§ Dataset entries
=-=-=-=-=

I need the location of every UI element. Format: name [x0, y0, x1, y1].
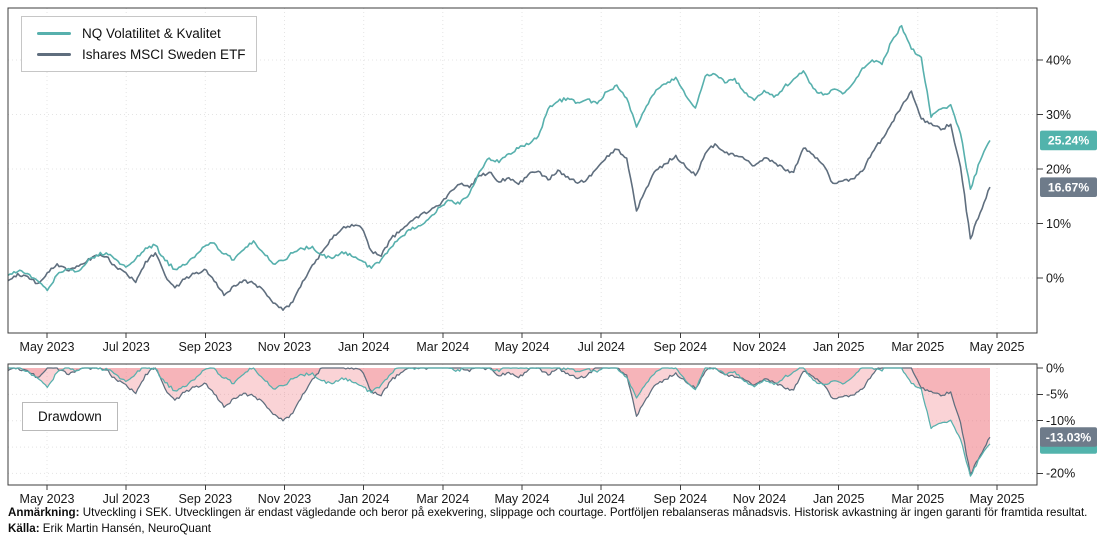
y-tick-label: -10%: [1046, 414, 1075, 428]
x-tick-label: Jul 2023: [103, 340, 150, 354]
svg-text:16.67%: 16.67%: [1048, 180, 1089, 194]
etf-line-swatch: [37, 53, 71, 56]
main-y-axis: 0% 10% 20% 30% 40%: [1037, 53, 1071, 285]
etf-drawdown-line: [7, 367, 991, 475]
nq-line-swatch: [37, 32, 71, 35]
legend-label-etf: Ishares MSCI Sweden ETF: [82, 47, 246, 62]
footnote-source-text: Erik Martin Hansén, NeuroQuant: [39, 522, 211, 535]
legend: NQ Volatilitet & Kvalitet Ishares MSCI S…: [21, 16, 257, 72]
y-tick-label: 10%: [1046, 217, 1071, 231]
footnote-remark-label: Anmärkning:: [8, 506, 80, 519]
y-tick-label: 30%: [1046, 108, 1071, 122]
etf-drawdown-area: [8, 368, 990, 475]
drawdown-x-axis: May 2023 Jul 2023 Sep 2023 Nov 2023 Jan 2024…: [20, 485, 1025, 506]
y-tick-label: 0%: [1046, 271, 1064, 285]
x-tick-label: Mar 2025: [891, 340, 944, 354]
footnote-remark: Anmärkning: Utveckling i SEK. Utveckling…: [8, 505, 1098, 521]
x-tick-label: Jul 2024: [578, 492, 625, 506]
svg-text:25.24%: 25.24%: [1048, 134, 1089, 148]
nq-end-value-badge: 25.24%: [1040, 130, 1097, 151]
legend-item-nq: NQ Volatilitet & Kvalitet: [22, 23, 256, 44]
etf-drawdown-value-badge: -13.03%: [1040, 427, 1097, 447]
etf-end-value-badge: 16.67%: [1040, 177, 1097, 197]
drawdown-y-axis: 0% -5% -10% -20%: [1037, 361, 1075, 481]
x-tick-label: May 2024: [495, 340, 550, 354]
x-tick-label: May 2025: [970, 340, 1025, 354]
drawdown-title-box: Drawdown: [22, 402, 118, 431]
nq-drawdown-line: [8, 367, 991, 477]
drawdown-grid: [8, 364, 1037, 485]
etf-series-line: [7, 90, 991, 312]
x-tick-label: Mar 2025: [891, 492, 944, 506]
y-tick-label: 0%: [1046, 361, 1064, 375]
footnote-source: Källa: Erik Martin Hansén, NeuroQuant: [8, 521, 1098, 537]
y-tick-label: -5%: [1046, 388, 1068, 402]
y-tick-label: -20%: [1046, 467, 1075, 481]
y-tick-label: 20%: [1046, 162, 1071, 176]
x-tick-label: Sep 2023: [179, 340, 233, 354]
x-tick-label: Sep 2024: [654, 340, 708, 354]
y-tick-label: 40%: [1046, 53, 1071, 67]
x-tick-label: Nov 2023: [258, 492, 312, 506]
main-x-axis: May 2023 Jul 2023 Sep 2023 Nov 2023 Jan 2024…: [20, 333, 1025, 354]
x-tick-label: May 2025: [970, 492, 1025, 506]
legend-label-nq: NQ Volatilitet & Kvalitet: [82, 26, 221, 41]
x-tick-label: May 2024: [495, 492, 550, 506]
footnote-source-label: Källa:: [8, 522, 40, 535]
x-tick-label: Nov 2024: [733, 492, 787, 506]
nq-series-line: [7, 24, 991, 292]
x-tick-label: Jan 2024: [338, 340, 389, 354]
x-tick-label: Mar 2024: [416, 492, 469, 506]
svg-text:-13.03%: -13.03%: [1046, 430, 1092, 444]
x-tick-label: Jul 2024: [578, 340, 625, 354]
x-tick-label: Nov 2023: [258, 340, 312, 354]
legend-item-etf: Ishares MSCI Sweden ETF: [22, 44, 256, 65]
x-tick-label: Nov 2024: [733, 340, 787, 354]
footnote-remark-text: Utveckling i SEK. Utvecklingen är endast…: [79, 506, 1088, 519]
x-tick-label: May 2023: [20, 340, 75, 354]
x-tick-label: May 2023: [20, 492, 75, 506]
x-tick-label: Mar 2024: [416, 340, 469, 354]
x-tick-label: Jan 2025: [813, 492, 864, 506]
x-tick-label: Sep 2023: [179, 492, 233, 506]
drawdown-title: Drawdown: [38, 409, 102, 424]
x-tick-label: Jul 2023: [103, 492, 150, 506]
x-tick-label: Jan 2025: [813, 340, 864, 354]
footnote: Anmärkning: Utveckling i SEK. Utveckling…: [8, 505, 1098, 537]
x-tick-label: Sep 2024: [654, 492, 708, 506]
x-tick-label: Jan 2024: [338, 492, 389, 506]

=-=-=-=-=

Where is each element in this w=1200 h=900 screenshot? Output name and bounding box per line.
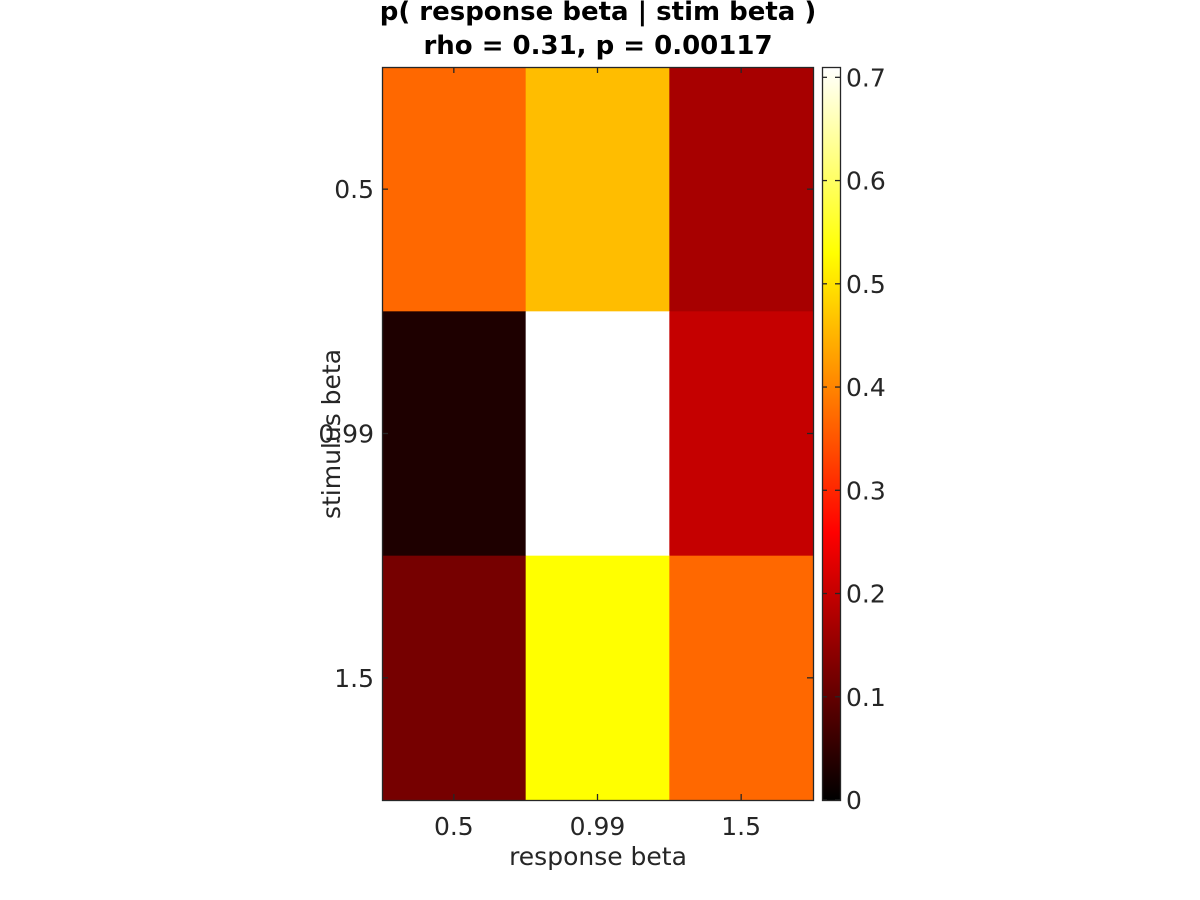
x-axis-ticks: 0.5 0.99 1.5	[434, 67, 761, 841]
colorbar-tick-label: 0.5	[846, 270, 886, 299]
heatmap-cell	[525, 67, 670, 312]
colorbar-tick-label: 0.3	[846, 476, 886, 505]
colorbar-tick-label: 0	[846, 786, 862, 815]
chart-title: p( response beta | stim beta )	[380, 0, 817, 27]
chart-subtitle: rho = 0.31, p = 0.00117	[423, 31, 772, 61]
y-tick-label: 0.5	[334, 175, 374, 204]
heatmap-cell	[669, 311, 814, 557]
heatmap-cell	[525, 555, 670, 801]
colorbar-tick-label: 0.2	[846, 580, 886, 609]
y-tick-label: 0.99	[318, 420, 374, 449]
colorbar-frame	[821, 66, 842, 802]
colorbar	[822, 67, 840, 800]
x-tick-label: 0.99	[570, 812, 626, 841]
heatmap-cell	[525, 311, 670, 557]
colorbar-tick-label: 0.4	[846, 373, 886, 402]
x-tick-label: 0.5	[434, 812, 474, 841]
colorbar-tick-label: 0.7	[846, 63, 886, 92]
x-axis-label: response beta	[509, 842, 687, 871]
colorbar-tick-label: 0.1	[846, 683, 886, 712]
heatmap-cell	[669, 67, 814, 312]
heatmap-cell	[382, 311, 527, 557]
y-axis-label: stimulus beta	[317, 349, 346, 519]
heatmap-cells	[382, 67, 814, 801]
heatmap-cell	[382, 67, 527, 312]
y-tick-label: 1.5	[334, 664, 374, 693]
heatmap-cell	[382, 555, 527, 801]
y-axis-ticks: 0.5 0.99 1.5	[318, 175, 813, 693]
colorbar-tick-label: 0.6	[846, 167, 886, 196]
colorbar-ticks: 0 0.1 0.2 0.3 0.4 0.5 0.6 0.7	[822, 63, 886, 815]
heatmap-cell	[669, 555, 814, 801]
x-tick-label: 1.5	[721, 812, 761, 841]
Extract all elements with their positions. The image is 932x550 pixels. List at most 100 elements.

=-=-=-=-=

Print the lines from the line with "y-tick-label: -10%: [1046, 414, 1075, 428]" up to and including the line with "nq-line-swatch: [37, 32, 71, 35]", exactly as they appear.

§ Complete output
y-tick-label: -10%: [1046, 414, 1075, 428]
x-tick-label: Jul 2023: [103, 340, 150, 354]
svg-text:16.67%: 16.67%: [1048, 180, 1089, 194]
etf-line-swatch: [37, 53, 71, 56]
main-y-axis: 0% 10% 20% 30% 40%: [1037, 53, 1071, 285]
etf-drawdown-line: [7, 367, 991, 475]
nq-line-swatch: [37, 32, 71, 35]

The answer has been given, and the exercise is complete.